What is expected - Read the records below. Copy each line where the string "permission" occurs.

........

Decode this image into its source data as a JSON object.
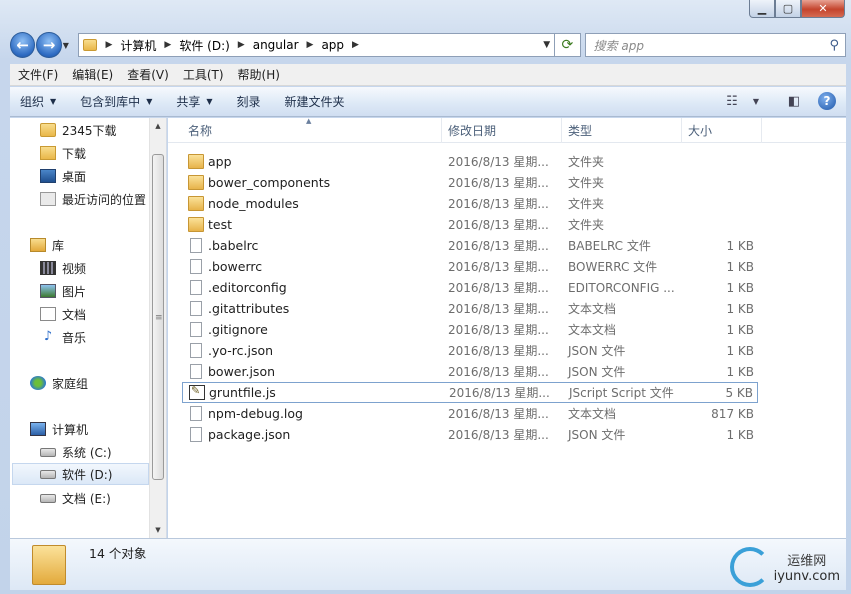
{
  "address": {
    "crumbs": [
      "计算机",
      "软件 (D:)",
      "angular",
      "app"
    ],
    "search_placeholder": "搜索 app"
  },
  "menu": [
    "文件(F)",
    "编辑(E)",
    "查看(V)",
    "工具(T)",
    "帮助(H)"
  ],
  "commands": [
    {
      "label": "组织",
      "dropdown": true
    },
    {
      "label": "包含到库中",
      "dropdown": true
    },
    {
      "label": "共享",
      "dropdown": true
    },
    {
      "label": "刻录",
      "dropdown": false
    },
    {
      "label": "新建文件夹",
      "dropdown": false
    }
  ],
  "nav": {
    "favorites": [
      {
        "label": "2345下载",
        "icon": "folder-icon"
      },
      {
        "label": "下载",
        "icon": "download-folder-icon"
      },
      {
        "label": "桌面",
        "icon": "desktop-icon"
      },
      {
        "label": "最近访问的位置",
        "icon": "recent-places-icon"
      }
    ],
    "library": {
      "label": "库",
      "items": [
        {
          "label": "视频",
          "icon": "video-icon"
        },
        {
          "label": "图片",
          "icon": "picture-icon"
        },
        {
          "label": "文档",
          "icon": "document-icon"
        },
        {
          "label": "音乐",
          "icon": "music-icon"
        }
      ]
    },
    "homegroup": "家庭组",
    "computer": {
      "label": "计算机",
      "drives": [
        {
          "label": "系统 (C:)",
          "selected": false
        },
        {
          "label": "软件 (D:)",
          "selected": true
        },
        {
          "label": "文档 (E:)",
          "selected": false
        }
      ]
    }
  },
  "columns": {
    "name": "名称",
    "date": "修改日期",
    "type": "类型",
    "size": "大小"
  },
  "files": [
    {
      "name": "app",
      "date": "2016/8/13 星期...",
      "type": "文件夹",
      "size": "",
      "kind": "folder"
    },
    {
      "name": "bower_components",
      "date": "2016/8/13 星期...",
      "type": "文件夹",
      "size": "",
      "kind": "folder"
    },
    {
      "name": "node_modules",
      "date": "2016/8/13 星期...",
      "type": "文件夹",
      "size": "",
      "kind": "folder"
    },
    {
      "name": "test",
      "date": "2016/8/13 星期...",
      "type": "文件夹",
      "size": "",
      "kind": "folder"
    },
    {
      "name": ".babelrc",
      "date": "2016/8/13 星期...",
      "type": "BABELRC 文件",
      "size": "1 KB",
      "kind": "file"
    },
    {
      "name": ".bowerrc",
      "date": "2016/8/13 星期...",
      "type": "BOWERRC 文件",
      "size": "1 KB",
      "kind": "file"
    },
    {
      "name": ".editorconfig",
      "date": "2016/8/13 星期...",
      "type": "EDITORCONFIG ...",
      "size": "1 KB",
      "kind": "file"
    },
    {
      "name": ".gitattributes",
      "date": "2016/8/13 星期...",
      "type": "文本文档",
      "size": "1 KB",
      "kind": "file"
    },
    {
      "name": ".gitignore",
      "date": "2016/8/13 星期...",
      "type": "文本文档",
      "size": "1 KB",
      "kind": "file"
    },
    {
      "name": ".yo-rc.json",
      "date": "2016/8/13 星期...",
      "type": "JSON 文件",
      "size": "1 KB",
      "kind": "file"
    },
    {
      "name": "bower.json",
      "date": "2016/8/13 星期...",
      "type": "JSON 文件",
      "size": "1 KB",
      "kind": "file"
    },
    {
      "name": "gruntfile.js",
      "date": "2016/8/13 星期...",
      "type": "JScript Script 文件",
      "size": "5 KB",
      "kind": "script",
      "selected": true
    },
    {
      "name": "npm-debug.log",
      "date": "2016/8/13 星期...",
      "type": "文本文档",
      "size": "817 KB",
      "kind": "file"
    },
    {
      "name": "package.json",
      "date": "2016/8/13 星期...",
      "type": "JSON 文件",
      "size": "1 KB",
      "kind": "file"
    }
  ],
  "status": {
    "count": "14 个对象"
  },
  "watermark": {
    "line1": "运维网",
    "line2": "iyunv.com"
  }
}
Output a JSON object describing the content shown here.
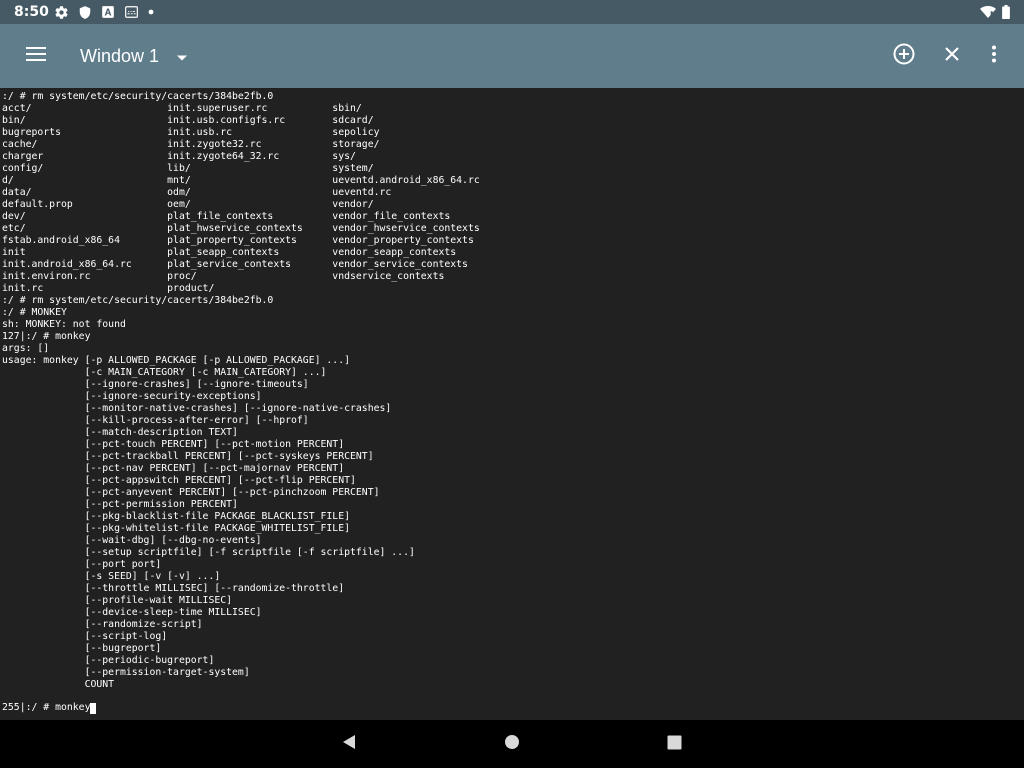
{
  "status_bar": {
    "time": "8:50",
    "icons": [
      "gear-icon",
      "shield-icon",
      "font-a-icon",
      "keyboard-icon",
      "dot-icon"
    ],
    "right_icons": [
      "wifi-icon",
      "battery-icon"
    ]
  },
  "toolbar": {
    "menu_icon": "hamburger-icon",
    "window_title": "Window 1",
    "dropdown_icon": "chevron-down-icon",
    "actions": [
      "add-circle-icon",
      "close-icon",
      "more-vert-icon"
    ],
    "background_color": "#607d8b"
  },
  "terminal": {
    "lines": [
      ":/ # rm system/etc/security/cacerts/384be2fb.0",
      "acct/                       init.superuser.rc           sbin/",
      "bin/                        init.usb.configfs.rc        sdcard/",
      "bugreports                  init.usb.rc                 sepolicy",
      "cache/                      init.zygote32.rc            storage/",
      "charger                     init.zygote64_32.rc         sys/",
      "config/                     lib/                        system/",
      "d/                          mnt/                        ueventd.android_x86_64.rc",
      "data/                       odm/                        ueventd.rc",
      "default.prop                oem/                        vendor/",
      "dev/                        plat_file_contexts          vendor_file_contexts",
      "etc/                        plat_hwservice_contexts     vendor_hwservice_contexts",
      "fstab.android_x86_64        plat_property_contexts      vendor_property_contexts",
      "init                        plat_seapp_contexts         vendor_seapp_contexts",
      "init.android_x86_64.rc      plat_service_contexts       vendor_service_contexts",
      "init.environ.rc             proc/                       vndservice_contexts",
      "init.rc                     product/",
      ":/ # rm system/etc/security/cacerts/384be2fb.0",
      ":/ # MONKEY",
      "sh: MONKEY: not found",
      "127|:/ # monkey",
      "args: []",
      "usage: monkey [-p ALLOWED_PACKAGE [-p ALLOWED_PACKAGE] ...]",
      "              [-c MAIN_CATEGORY [-c MAIN_CATEGORY] ...]",
      "              [--ignore-crashes] [--ignore-timeouts]",
      "              [--ignore-security-exceptions]",
      "              [--monitor-native-crashes] [--ignore-native-crashes]",
      "              [--kill-process-after-error] [--hprof]",
      "              [--match-description TEXT]",
      "              [--pct-touch PERCENT] [--pct-motion PERCENT]",
      "              [--pct-trackball PERCENT] [--pct-syskeys PERCENT]",
      "              [--pct-nav PERCENT] [--pct-majornav PERCENT]",
      "              [--pct-appswitch PERCENT] [--pct-flip PERCENT]",
      "              [--pct-anyevent PERCENT] [--pct-pinchzoom PERCENT]",
      "              [--pct-permission PERCENT]",
      "              [--pkg-blacklist-file PACKAGE_BLACKLIST_FILE]",
      "              [--pkg-whitelist-file PACKAGE_WHITELIST_FILE]",
      "              [--wait-dbg] [--dbg-no-events]",
      "              [--setup scriptfile] [-f scriptfile [-f scriptfile] ...]",
      "              [--port port]",
      "              [-s SEED] [-v [-v] ...]",
      "              [--throttle MILLISEC] [--randomize-throttle]",
      "              [--profile-wait MILLISEC]",
      "              [--device-sleep-time MILLISEC]",
      "              [--randomize-script]",
      "              [--script-log]",
      "              [--bugreport]",
      "              [--periodic-bugreport]",
      "              [--permission-target-system]",
      "              COUNT"
    ],
    "prompt": "255|:/ # monkey",
    "text_color": "#ffffff",
    "background_color": "#212121"
  },
  "nav_bar": {
    "buttons": [
      "back-icon",
      "home-icon",
      "recents-icon"
    ]
  }
}
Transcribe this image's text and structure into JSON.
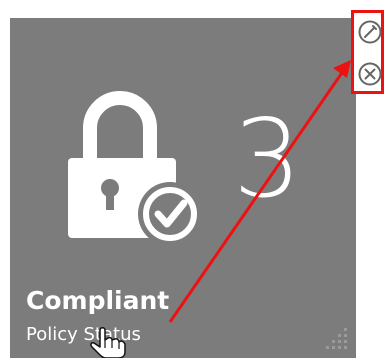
{
  "tile": {
    "count": "3",
    "title": "Compliant",
    "subtitle": "Policy Status",
    "background_color": "#7c7c7c",
    "icon": "lock-check-icon"
  },
  "actions": {
    "edit_icon": "edit-icon",
    "remove_icon": "remove-icon"
  },
  "annotation": {
    "highlight_color": "#ee1111",
    "arrow_color": "#ee1111"
  }
}
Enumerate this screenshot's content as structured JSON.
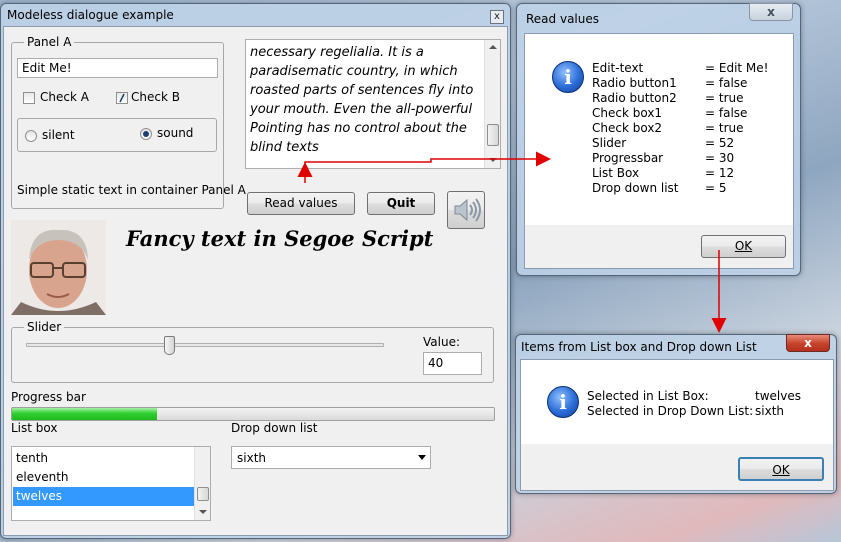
{
  "main_window": {
    "title": "Modeless dialogue example",
    "close_glyph": "x",
    "panel_a": {
      "label": "Panel A",
      "edit_value": "Edit Me!",
      "check_a": "Check A",
      "check_b": "Check B",
      "radio_silent": "silent",
      "radio_sound": "sound",
      "static_text": "Simple static text in container Panel A"
    },
    "memo_lines": [
      "necessary regelialia. It is a",
      "paradisematic country, in which",
      "roasted parts of sentences fly into",
      "your mouth.  Even the all-powerful",
      "Pointing has no control about the",
      "blind texts"
    ],
    "read_values_button": "Read values",
    "quit_button": "Quit",
    "fancy_text": "Fancy text in Segoe Script",
    "slider": {
      "label": "Slider",
      "value": 40,
      "max": 100,
      "value_label": "Value:",
      "value_text": "40"
    },
    "progress": {
      "label": "Progress bar",
      "value": 30
    },
    "listbox": {
      "label": "List box",
      "items": [
        "tenth",
        "eleventh",
        "twelves"
      ],
      "selected": "twelves"
    },
    "dropdown": {
      "label": "Drop down list",
      "value": "sixth"
    }
  },
  "read_values_window": {
    "title": "Read values",
    "close_glyph": "x",
    "rows": [
      {
        "key": "Edit-text",
        "value": "= Edit Me!"
      },
      {
        "key": "Radio button1",
        "value": "= false"
      },
      {
        "key": "Radio button2",
        "value": "= true"
      },
      {
        "key": "Check box1",
        "value": "= false"
      },
      {
        "key": "Check box2",
        "value": "= true"
      },
      {
        "key": "Slider",
        "value": "= 52"
      },
      {
        "key": "Progressbar",
        "value": "= 30"
      },
      {
        "key": "List Box",
        "value": "= 12"
      },
      {
        "key": "Drop down list",
        "value": "= 5"
      }
    ],
    "ok_button": "OK"
  },
  "items_window": {
    "title": "Items from List box and Drop down List",
    "close_glyph": "x",
    "rows": [
      {
        "key": "Selected in List Box:",
        "value": "twelves"
      },
      {
        "key": "Selected in Drop Down List:",
        "value": "sixth"
      }
    ],
    "ok_button": "OK"
  },
  "colors": {
    "arrow": "#e00000",
    "progress_fill": "#2ed02e",
    "selection": "#3399ff",
    "info_icon": "#2a6cd6"
  },
  "icons": {
    "info": "info-icon",
    "speaker": "speaker-icon",
    "combo_arrow": "chevron-down-icon"
  }
}
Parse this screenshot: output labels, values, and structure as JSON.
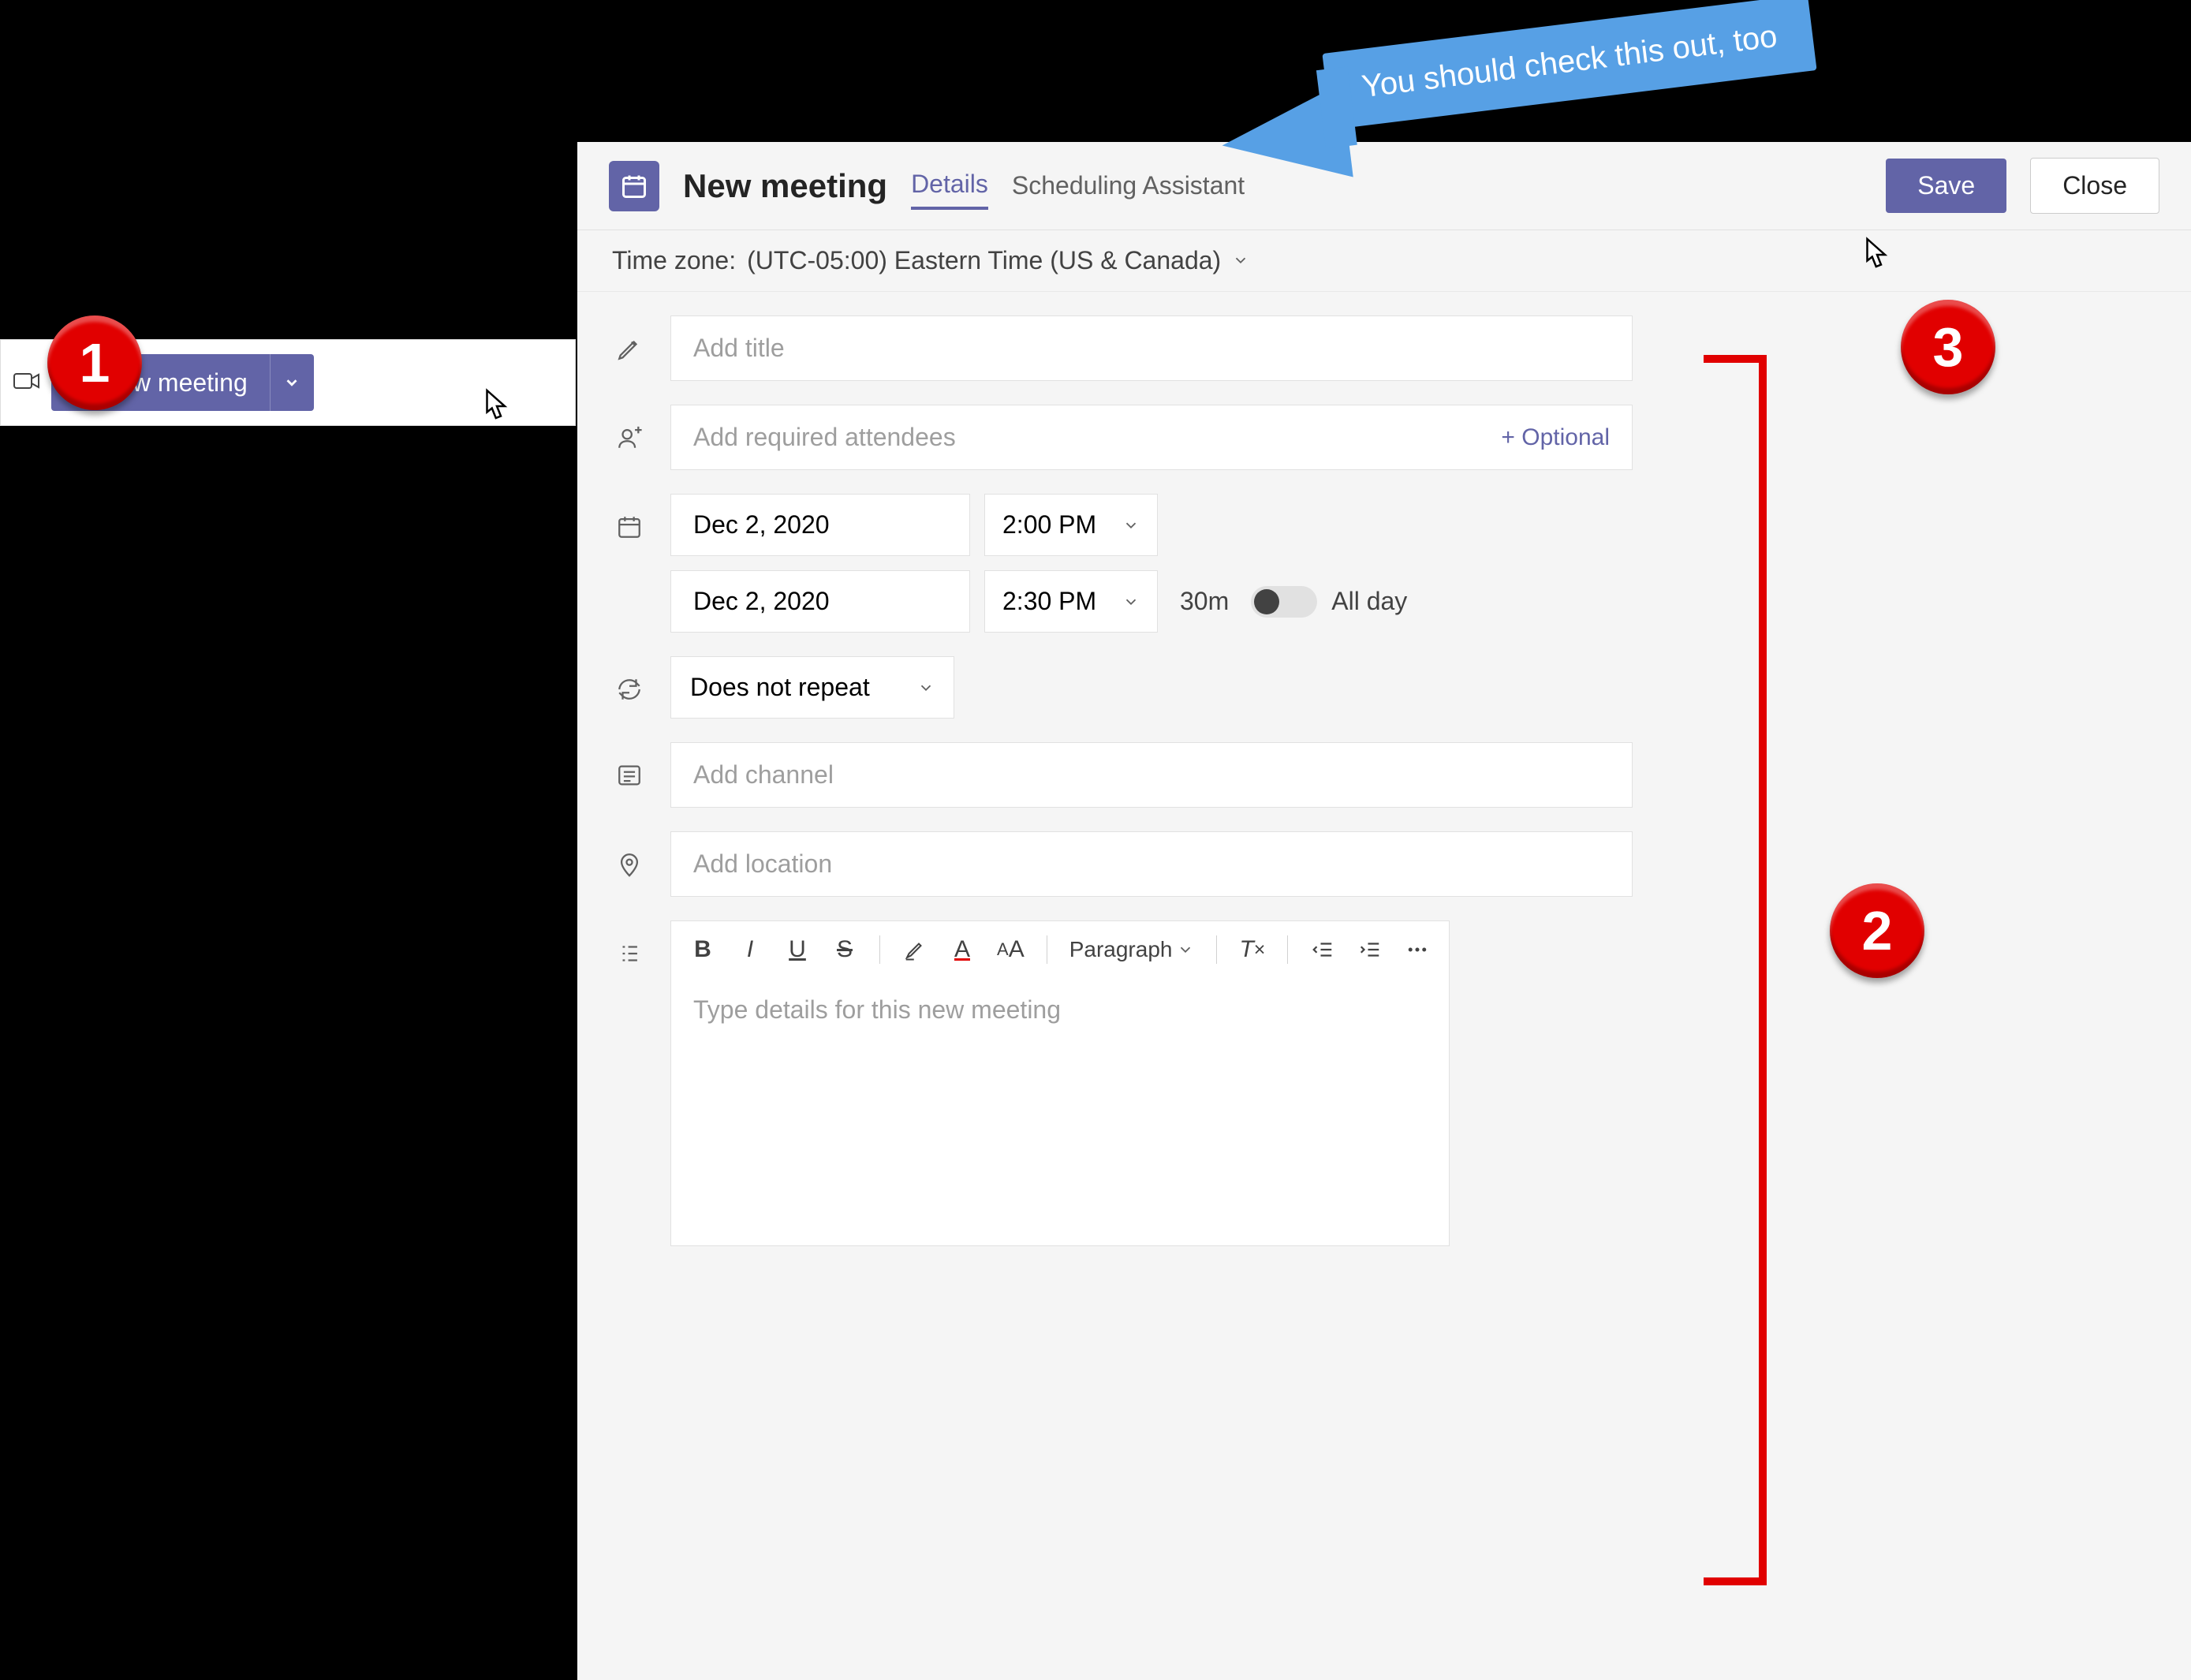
{
  "toolbar": {
    "new_meeting_label": "New meeting"
  },
  "header": {
    "title": "New meeting",
    "tab_details": "Details",
    "tab_scheduling": "Scheduling Assistant",
    "save_label": "Save",
    "close_label": "Close"
  },
  "timezone": {
    "label": "Time zone:",
    "value": "(UTC-05:00) Eastern Time (US & Canada)"
  },
  "form": {
    "title_placeholder": "Add title",
    "attendees_placeholder": "Add required attendees",
    "optional_label": "+ Optional",
    "start_date": "Dec 2, 2020",
    "start_time": "2:00 PM",
    "end_date": "Dec 2, 2020",
    "end_time": "2:30 PM",
    "duration": "30m",
    "all_day_label": "All day",
    "repeat_value": "Does not repeat",
    "channel_placeholder": "Add channel",
    "location_placeholder": "Add location",
    "rte_paragraph": "Paragraph",
    "rte_placeholder": "Type details for this new meeting"
  },
  "annotations": {
    "badge1": "1",
    "badge2": "2",
    "badge3": "3",
    "callout": "You should check this out, too"
  }
}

........

Answer to this problem -
      "              [--pct-permission PERCENT]",
      "              [--permission-target-system]",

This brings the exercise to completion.